## CHALLENGE
Repeat the data verbatim.
** start of PROVIDED DATA **
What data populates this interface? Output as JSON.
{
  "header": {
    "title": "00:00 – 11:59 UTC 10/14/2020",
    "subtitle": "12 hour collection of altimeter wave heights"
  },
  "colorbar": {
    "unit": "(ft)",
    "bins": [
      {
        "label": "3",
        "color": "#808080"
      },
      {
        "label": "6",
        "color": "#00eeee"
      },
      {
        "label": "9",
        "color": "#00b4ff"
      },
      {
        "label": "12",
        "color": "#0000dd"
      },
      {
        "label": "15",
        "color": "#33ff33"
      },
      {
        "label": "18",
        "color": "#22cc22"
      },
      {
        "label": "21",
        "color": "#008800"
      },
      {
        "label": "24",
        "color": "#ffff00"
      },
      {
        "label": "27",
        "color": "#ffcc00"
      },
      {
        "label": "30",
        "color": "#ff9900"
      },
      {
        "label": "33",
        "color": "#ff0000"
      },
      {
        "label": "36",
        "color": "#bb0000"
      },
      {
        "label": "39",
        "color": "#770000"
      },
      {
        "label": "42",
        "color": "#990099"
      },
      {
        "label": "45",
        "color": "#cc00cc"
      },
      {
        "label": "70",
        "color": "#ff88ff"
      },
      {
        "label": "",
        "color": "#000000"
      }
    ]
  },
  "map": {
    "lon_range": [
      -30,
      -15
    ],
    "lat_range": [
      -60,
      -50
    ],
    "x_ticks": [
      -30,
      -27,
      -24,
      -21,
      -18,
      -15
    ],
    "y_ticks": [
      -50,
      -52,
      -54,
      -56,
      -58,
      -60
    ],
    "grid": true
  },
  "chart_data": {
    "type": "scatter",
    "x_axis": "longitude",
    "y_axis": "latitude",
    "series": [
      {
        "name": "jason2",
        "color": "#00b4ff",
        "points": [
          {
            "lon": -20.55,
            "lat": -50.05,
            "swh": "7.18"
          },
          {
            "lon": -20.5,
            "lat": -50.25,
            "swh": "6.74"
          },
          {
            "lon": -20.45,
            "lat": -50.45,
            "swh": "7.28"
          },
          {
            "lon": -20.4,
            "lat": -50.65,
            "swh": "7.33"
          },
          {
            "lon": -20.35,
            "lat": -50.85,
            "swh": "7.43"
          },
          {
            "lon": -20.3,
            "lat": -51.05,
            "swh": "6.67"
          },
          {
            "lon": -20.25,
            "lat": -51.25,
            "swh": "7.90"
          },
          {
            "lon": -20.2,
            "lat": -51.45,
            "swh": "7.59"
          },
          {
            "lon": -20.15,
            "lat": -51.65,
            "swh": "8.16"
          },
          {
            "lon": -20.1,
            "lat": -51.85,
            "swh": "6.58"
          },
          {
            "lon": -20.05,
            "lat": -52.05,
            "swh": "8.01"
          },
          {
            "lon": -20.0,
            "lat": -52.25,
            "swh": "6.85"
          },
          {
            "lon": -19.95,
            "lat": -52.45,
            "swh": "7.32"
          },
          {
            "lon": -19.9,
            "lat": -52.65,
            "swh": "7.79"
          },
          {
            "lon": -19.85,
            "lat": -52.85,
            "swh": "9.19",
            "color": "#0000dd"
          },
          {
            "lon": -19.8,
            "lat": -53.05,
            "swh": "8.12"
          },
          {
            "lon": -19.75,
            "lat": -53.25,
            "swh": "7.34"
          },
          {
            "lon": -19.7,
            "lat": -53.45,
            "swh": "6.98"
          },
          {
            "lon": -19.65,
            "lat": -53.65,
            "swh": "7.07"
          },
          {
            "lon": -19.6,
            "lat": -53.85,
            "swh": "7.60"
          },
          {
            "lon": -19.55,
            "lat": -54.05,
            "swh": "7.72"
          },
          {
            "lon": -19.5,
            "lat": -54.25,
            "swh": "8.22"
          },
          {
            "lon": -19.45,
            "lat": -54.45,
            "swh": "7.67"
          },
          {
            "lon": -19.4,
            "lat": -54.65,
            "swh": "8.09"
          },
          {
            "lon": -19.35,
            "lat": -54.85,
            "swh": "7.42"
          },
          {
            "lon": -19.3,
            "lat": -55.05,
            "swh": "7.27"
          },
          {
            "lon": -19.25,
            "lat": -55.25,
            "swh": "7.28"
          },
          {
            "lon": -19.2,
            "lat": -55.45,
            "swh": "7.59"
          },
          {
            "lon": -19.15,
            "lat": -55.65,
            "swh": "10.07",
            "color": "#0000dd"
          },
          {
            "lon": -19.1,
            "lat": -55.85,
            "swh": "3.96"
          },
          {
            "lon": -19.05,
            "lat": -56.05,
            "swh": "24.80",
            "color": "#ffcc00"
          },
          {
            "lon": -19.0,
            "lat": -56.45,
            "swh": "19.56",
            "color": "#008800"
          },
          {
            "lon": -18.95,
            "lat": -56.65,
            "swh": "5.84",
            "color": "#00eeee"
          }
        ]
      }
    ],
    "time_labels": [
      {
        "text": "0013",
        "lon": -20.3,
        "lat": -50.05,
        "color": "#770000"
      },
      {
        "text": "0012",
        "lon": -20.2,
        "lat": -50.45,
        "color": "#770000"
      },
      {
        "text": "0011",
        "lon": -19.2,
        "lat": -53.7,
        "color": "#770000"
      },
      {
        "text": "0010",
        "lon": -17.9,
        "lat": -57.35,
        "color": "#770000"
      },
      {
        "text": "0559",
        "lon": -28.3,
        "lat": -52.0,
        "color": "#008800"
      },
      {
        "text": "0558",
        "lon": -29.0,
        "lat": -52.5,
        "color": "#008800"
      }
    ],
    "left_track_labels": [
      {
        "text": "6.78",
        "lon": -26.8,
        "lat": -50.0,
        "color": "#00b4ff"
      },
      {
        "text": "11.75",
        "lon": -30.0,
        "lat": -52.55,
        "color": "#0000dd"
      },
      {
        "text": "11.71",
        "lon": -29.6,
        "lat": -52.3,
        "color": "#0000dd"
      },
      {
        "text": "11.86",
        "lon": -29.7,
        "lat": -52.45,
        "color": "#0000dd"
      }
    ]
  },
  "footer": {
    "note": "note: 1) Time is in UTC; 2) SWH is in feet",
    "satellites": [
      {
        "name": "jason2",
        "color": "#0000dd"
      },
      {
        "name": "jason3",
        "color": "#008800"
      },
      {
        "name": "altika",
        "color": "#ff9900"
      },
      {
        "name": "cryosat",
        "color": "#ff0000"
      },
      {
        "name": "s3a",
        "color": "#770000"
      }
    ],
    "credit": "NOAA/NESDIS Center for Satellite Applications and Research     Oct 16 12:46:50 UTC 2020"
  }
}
** end of PROVIDED DATA **
## REPLY TO THE EXERCISE
What data populates this interface? Output as JSON.
{
  "header": {
    "title": "00:00 – 11:59 UTC 10/14/2020",
    "subtitle": "12 hour collection of altimeter wave heights"
  },
  "colorbar": {
    "unit": "(ft)",
    "bins": [
      {
        "label": "3",
        "color": "#808080"
      },
      {
        "label": "6",
        "color": "#00eeee"
      },
      {
        "label": "9",
        "color": "#00b4ff"
      },
      {
        "label": "12",
        "color": "#0000dd"
      },
      {
        "label": "15",
        "color": "#33ff33"
      },
      {
        "label": "18",
        "color": "#22cc22"
      },
      {
        "label": "21",
        "color": "#008800"
      },
      {
        "label": "24",
        "color": "#ffff00"
      },
      {
        "label": "27",
        "color": "#ffcc00"
      },
      {
        "label": "30",
        "color": "#ff9900"
      },
      {
        "label": "33",
        "color": "#ff0000"
      },
      {
        "label": "36",
        "color": "#bb0000"
      },
      {
        "label": "39",
        "color": "#770000"
      },
      {
        "label": "42",
        "color": "#990099"
      },
      {
        "label": "45",
        "color": "#cc00cc"
      },
      {
        "label": "70",
        "color": "#ff88ff"
      },
      {
        "label": "",
        "color": "#000000"
      }
    ]
  },
  "map": {
    "lon_range": [
      -30,
      -15
    ],
    "lat_range": [
      -60,
      -50
    ],
    "x_ticks": [
      -30,
      -27,
      -24,
      -21,
      -18,
      -15
    ],
    "y_ticks": [
      -50,
      -52,
      -54,
      -56,
      -58,
      -60
    ],
    "grid": true
  },
  "chart_data": {
    "type": "scatter",
    "x_axis": "longitude",
    "y_axis": "latitude",
    "series": [
      {
        "name": "jason2",
        "color": "#00b4ff",
        "points": [
          {
            "lon": -20.55,
            "lat": -50.05,
            "swh": "7.18"
          },
          {
            "lon": -20.5,
            "lat": -50.25,
            "swh": "6.74"
          },
          {
            "lon": -20.45,
            "lat": -50.45,
            "swh": "7.28"
          },
          {
            "lon": -20.4,
            "lat": -50.65,
            "swh": "7.33"
          },
          {
            "lon": -20.35,
            "lat": -50.85,
            "swh": "7.43"
          },
          {
            "lon": -20.3,
            "lat": -51.05,
            "swh": "6.67"
          },
          {
            "lon": -20.25,
            "lat": -51.25,
            "swh": "7.90"
          },
          {
            "lon": -20.2,
            "lat": -51.45,
            "swh": "7.59"
          },
          {
            "lon": -20.15,
            "lat": -51.65,
            "swh": "8.16"
          },
          {
            "lon": -20.1,
            "lat": -51.85,
            "swh": "6.58"
          },
          {
            "lon": -20.05,
            "lat": -52.05,
            "swh": "8.01"
          },
          {
            "lon": -20.0,
            "lat": -52.25,
            "swh": "6.85"
          },
          {
            "lon": -19.95,
            "lat": -52.45,
            "swh": "7.32"
          },
          {
            "lon": -19.9,
            "lat": -52.65,
            "swh": "7.79"
          },
          {
            "lon": -19.85,
            "lat": -52.85,
            "swh": "9.19",
            "color": "#0000dd"
          },
          {
            "lon": -19.8,
            "lat": -53.05,
            "swh": "8.12"
          },
          {
            "lon": -19.75,
            "lat": -53.25,
            "swh": "7.34"
          },
          {
            "lon": -19.7,
            "lat": -53.45,
            "swh": "6.98"
          },
          {
            "lon": -19.65,
            "lat": -53.65,
            "swh": "7.07"
          },
          {
            "lon": -19.6,
            "lat": -53.85,
            "swh": "7.60"
          },
          {
            "lon": -19.55,
            "lat": -54.05,
            "swh": "7.72"
          },
          {
            "lon": -19.5,
            "lat": -54.25,
            "swh": "8.22"
          },
          {
            "lon": -19.45,
            "lat": -54.45,
            "swh": "7.67"
          },
          {
            "lon": -19.4,
            "lat": -54.65,
            "swh": "8.09"
          },
          {
            "lon": -19.35,
            "lat": -54.85,
            "swh": "7.42"
          },
          {
            "lon": -19.3,
            "lat": -55.05,
            "swh": "7.27"
          },
          {
            "lon": -19.25,
            "lat": -55.25,
            "swh": "7.28"
          },
          {
            "lon": -19.2,
            "lat": -55.45,
            "swh": "7.59"
          },
          {
            "lon": -19.15,
            "lat": -55.65,
            "swh": "10.07",
            "color": "#0000dd"
          },
          {
            "lon": -19.1,
            "lat": -55.85,
            "swh": "3.96"
          },
          {
            "lon": -19.05,
            "lat": -56.05,
            "swh": "24.80",
            "color": "#ffcc00"
          },
          {
            "lon": -19.0,
            "lat": -56.45,
            "swh": "19.56",
            "color": "#008800"
          },
          {
            "lon": -18.95,
            "lat": -56.65,
            "swh": "5.84",
            "color": "#00eeee"
          }
        ]
      }
    ],
    "time_labels": [
      {
        "text": "0013",
        "lon": -20.3,
        "lat": -50.05,
        "color": "#770000"
      },
      {
        "text": "0012",
        "lon": -20.2,
        "lat": -50.45,
        "color": "#770000"
      },
      {
        "text": "0011",
        "lon": -19.2,
        "lat": -53.7,
        "color": "#770000"
      },
      {
        "text": "0010",
        "lon": -17.9,
        "lat": -57.35,
        "color": "#770000"
      },
      {
        "text": "0559",
        "lon": -28.3,
        "lat": -52.0,
        "color": "#008800"
      },
      {
        "text": "0558",
        "lon": -29.0,
        "lat": -52.5,
        "color": "#008800"
      }
    ],
    "left_track_labels": [
      {
        "text": "6.78",
        "lon": -26.8,
        "lat": -50.0,
        "color": "#00b4ff"
      },
      {
        "text": "11.75",
        "lon": -30.0,
        "lat": -52.55,
        "color": "#0000dd"
      },
      {
        "text": "11.71",
        "lon": -29.6,
        "lat": -52.3,
        "color": "#0000dd"
      },
      {
        "text": "11.86",
        "lon": -29.7,
        "lat": -52.45,
        "color": "#0000dd"
      }
    ]
  },
  "footer": {
    "note": "note: 1) Time is in UTC; 2) SWH is in feet",
    "satellites": [
      {
        "name": "jason2",
        "color": "#0000dd"
      },
      {
        "name": "jason3",
        "color": "#008800"
      },
      {
        "name": "altika",
        "color": "#ff9900"
      },
      {
        "name": "cryosat",
        "color": "#ff0000"
      },
      {
        "name": "s3a",
        "color": "#770000"
      }
    ],
    "credit": "NOAA/NESDIS Center for Satellite Applications and Research     Oct 16 12:46:50 UTC 2020"
  }
}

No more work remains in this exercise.